**Written exercise**
Scan the records below for the word "filtrer" and give only the number of lines that hold it.

**Lines of data**
>> Start

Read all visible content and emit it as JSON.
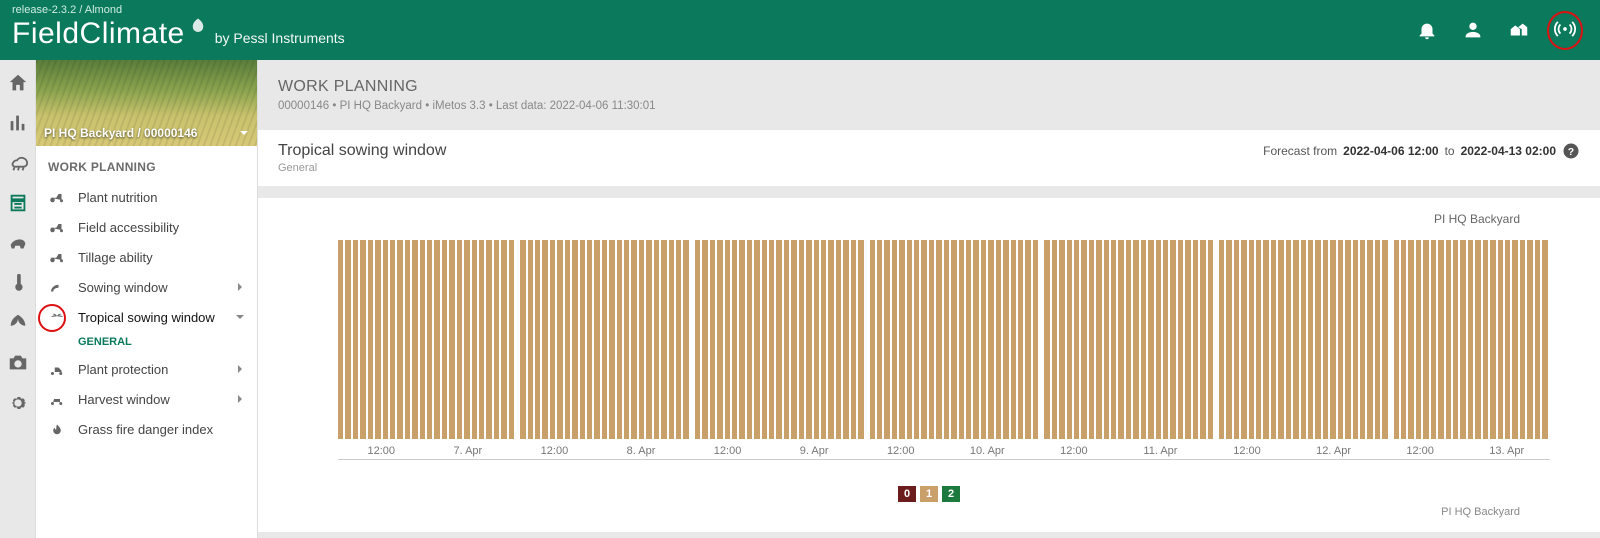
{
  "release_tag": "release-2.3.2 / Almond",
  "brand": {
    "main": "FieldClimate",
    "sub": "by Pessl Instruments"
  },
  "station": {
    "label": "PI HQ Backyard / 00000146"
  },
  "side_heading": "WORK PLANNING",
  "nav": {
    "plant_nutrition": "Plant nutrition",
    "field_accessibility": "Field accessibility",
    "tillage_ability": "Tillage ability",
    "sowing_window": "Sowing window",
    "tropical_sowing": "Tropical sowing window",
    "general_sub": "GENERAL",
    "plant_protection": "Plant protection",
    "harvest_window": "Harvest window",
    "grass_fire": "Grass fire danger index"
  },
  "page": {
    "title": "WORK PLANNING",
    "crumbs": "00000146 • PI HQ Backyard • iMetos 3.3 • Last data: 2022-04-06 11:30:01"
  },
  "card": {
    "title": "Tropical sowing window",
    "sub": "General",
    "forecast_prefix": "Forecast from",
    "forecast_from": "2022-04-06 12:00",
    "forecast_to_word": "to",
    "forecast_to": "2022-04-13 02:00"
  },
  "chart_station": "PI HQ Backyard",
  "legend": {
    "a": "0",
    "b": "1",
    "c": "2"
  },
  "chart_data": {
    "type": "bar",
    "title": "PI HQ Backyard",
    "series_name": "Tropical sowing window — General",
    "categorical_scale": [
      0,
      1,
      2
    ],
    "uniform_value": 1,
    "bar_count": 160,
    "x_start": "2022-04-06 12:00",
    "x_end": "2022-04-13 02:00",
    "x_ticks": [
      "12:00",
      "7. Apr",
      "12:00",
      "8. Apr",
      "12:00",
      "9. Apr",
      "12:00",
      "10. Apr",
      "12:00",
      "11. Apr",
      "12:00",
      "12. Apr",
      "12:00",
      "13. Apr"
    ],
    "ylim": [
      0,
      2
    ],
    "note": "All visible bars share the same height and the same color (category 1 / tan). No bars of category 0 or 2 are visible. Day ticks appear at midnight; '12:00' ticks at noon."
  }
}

>> End
>> Start

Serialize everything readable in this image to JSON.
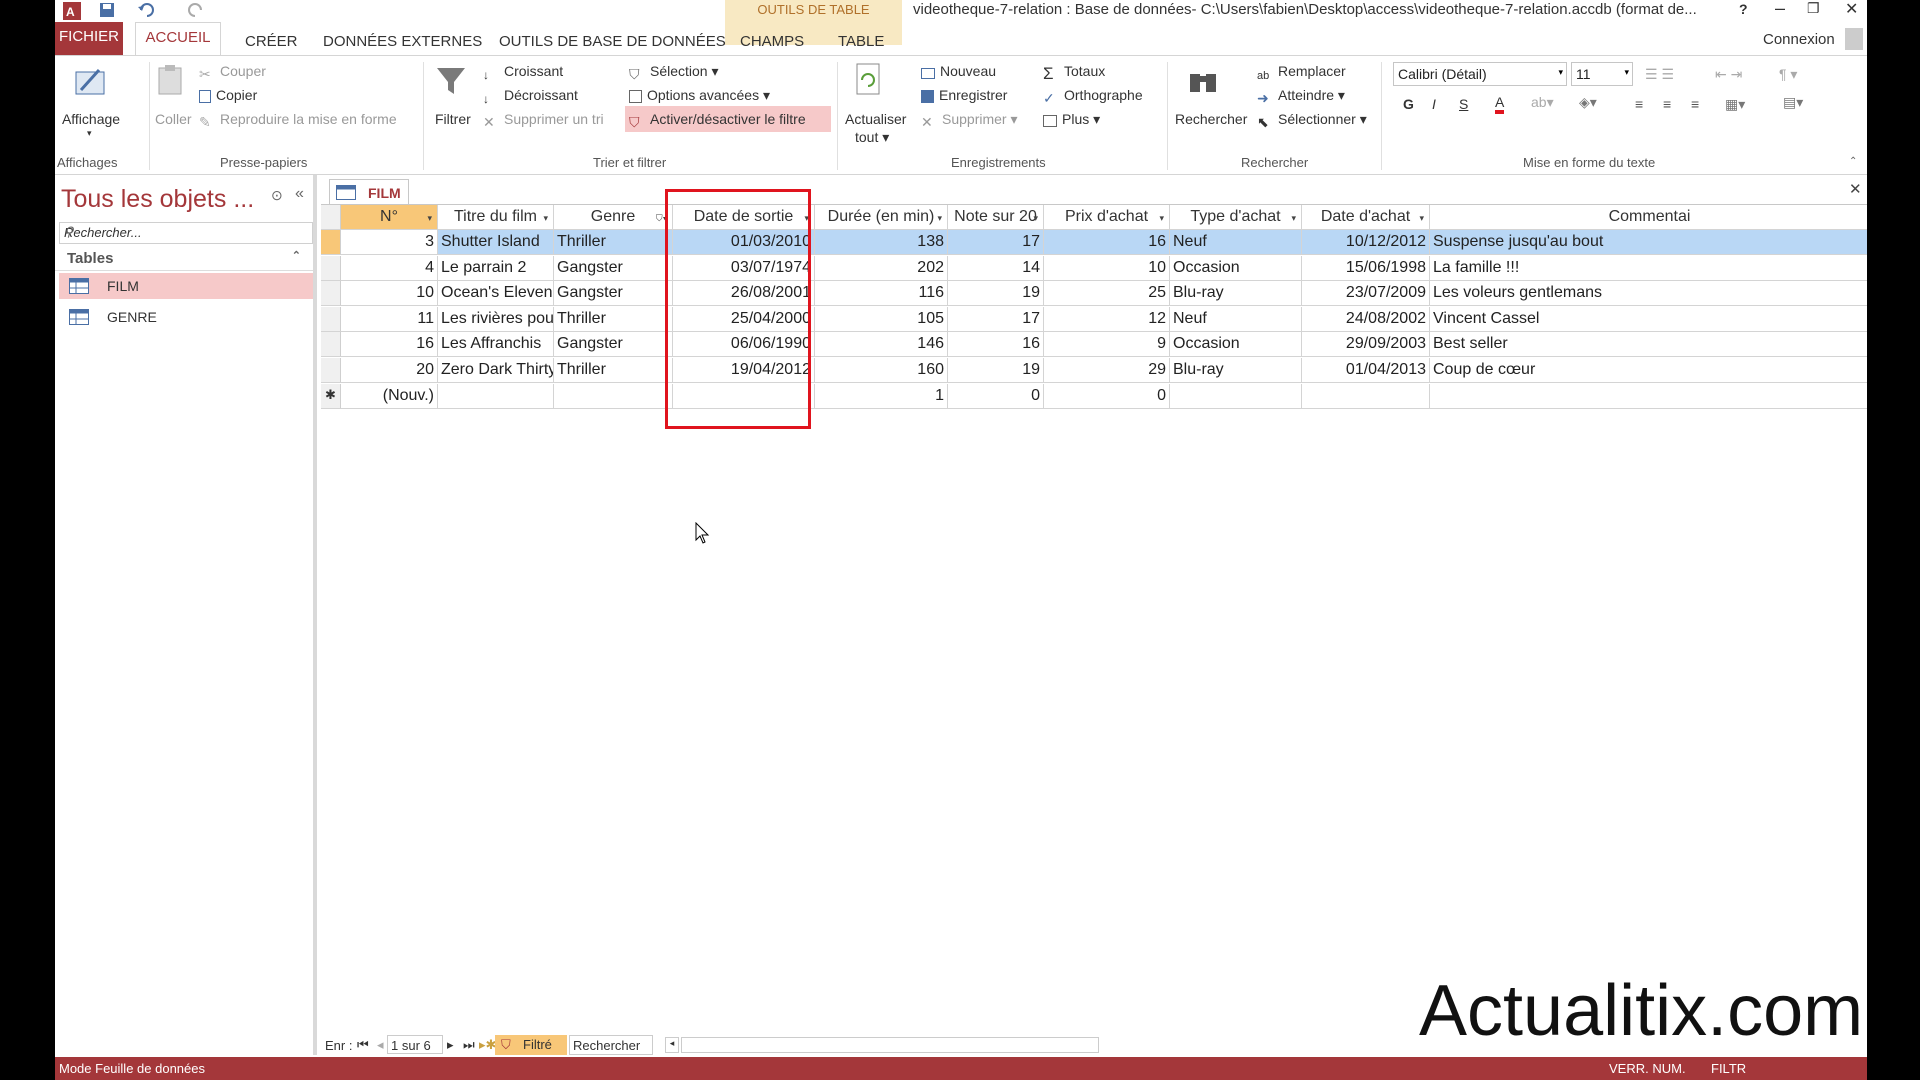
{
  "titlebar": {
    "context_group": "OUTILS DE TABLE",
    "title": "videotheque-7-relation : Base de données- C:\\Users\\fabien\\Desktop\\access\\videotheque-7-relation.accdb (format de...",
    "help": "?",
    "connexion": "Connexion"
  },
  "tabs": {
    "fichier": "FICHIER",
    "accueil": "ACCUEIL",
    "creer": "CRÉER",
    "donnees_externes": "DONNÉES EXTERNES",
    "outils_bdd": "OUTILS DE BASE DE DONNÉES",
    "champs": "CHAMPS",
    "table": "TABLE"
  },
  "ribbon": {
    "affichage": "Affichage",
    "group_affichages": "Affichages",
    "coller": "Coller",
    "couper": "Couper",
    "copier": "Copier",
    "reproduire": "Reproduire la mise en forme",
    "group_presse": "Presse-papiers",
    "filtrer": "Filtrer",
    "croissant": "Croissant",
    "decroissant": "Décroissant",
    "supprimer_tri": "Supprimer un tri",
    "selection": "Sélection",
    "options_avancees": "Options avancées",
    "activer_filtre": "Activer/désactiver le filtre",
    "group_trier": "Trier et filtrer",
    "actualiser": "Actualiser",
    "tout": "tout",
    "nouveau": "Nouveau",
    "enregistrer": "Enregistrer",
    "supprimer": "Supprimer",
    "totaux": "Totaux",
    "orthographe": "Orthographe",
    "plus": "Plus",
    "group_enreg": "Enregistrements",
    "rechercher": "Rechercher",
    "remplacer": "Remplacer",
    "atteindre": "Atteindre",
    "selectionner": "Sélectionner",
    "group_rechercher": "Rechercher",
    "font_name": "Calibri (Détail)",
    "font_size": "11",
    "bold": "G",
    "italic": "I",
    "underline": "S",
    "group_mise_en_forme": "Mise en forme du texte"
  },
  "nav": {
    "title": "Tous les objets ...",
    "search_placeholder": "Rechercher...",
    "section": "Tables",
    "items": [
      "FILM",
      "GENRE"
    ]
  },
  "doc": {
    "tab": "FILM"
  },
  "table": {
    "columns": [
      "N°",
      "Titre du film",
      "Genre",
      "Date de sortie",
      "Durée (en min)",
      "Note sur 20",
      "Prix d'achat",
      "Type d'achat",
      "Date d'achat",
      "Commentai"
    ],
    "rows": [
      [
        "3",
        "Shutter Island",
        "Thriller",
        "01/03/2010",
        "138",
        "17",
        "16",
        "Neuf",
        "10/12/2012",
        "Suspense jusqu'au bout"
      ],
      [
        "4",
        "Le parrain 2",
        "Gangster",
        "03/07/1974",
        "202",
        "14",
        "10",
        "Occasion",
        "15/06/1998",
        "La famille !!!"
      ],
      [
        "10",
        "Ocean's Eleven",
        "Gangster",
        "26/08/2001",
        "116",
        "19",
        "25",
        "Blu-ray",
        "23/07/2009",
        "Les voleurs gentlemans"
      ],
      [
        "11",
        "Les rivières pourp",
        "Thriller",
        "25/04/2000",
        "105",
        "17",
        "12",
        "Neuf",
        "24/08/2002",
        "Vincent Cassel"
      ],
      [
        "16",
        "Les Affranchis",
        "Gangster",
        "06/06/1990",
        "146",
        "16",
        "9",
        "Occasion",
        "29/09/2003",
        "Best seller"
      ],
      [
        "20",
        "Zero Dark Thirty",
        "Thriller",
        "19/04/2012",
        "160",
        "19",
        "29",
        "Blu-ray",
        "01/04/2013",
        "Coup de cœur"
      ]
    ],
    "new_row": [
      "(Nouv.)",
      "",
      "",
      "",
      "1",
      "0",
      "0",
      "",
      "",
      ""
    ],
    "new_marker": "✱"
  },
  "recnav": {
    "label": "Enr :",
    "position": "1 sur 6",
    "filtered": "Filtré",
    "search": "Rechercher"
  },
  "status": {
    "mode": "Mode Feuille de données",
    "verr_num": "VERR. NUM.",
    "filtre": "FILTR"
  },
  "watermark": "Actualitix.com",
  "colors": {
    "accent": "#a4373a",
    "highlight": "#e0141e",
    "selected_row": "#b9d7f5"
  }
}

>> End

**Answer to this problem**
2